◆ WHAT THE EXERCISE ASKS
Retype the whole listing verbatim and keep the pictures out of it.

BEGIN DATA SHOWN

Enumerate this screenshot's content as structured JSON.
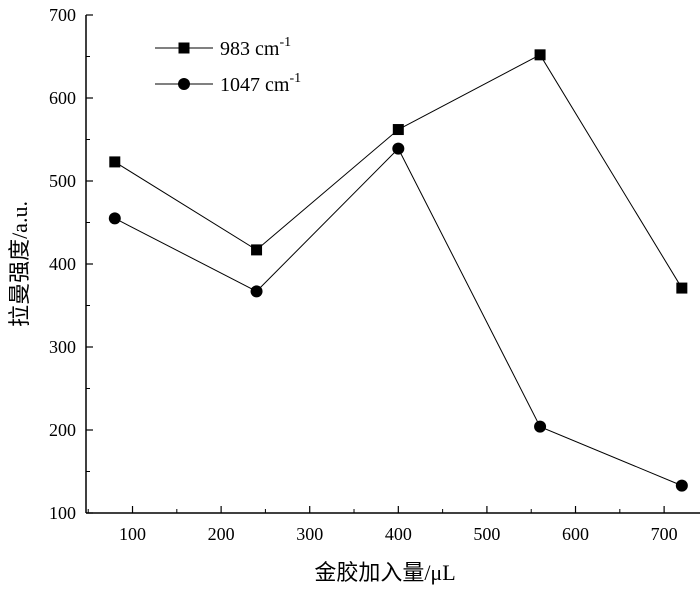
{
  "chart_data": {
    "type": "line",
    "title": "",
    "xlabel": "金胶加入量/μL",
    "ylabel": "拉曼强度/a.u.",
    "xlim": [
      80,
      720
    ],
    "ylim": [
      100,
      700
    ],
    "xticks": [
      100,
      200,
      300,
      400,
      500,
      600,
      700
    ],
    "yticks": [
      100,
      200,
      300,
      400,
      500,
      600,
      700
    ],
    "grid": false,
    "legend_position": "top-left",
    "x": [
      80,
      240,
      400,
      560,
      720
    ],
    "series": [
      {
        "name": "983 cm",
        "name_sup": "-1",
        "marker": "square",
        "color": "#000000",
        "values": [
          523,
          417,
          562,
          652,
          371
        ]
      },
      {
        "name": "1047 cm",
        "name_sup": "-1",
        "marker": "circle",
        "color": "#000000",
        "values": [
          455,
          367,
          539,
          204,
          133
        ]
      }
    ]
  }
}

END DATA SHOWN

◆ EXERCISE OUTPUT
Enumerate this screenshot's content as structured JSON.
{
  "chart_data": {
    "type": "line",
    "title": "",
    "xlabel": "金胶加入量/μL",
    "ylabel": "拉曼强度/a.u.",
    "xlim": [
      80,
      720
    ],
    "ylim": [
      100,
      700
    ],
    "xticks": [
      100,
      200,
      300,
      400,
      500,
      600,
      700
    ],
    "yticks": [
      100,
      200,
      300,
      400,
      500,
      600,
      700
    ],
    "grid": false,
    "legend_position": "top-left",
    "x": [
      80,
      240,
      400,
      560,
      720
    ],
    "series": [
      {
        "name": "983 cm",
        "name_sup": "-1",
        "marker": "square",
        "color": "#000000",
        "values": [
          523,
          417,
          562,
          652,
          371
        ]
      },
      {
        "name": "1047 cm",
        "name_sup": "-1",
        "marker": "circle",
        "color": "#000000",
        "values": [
          455,
          367,
          539,
          204,
          133
        ]
      }
    ]
  }
}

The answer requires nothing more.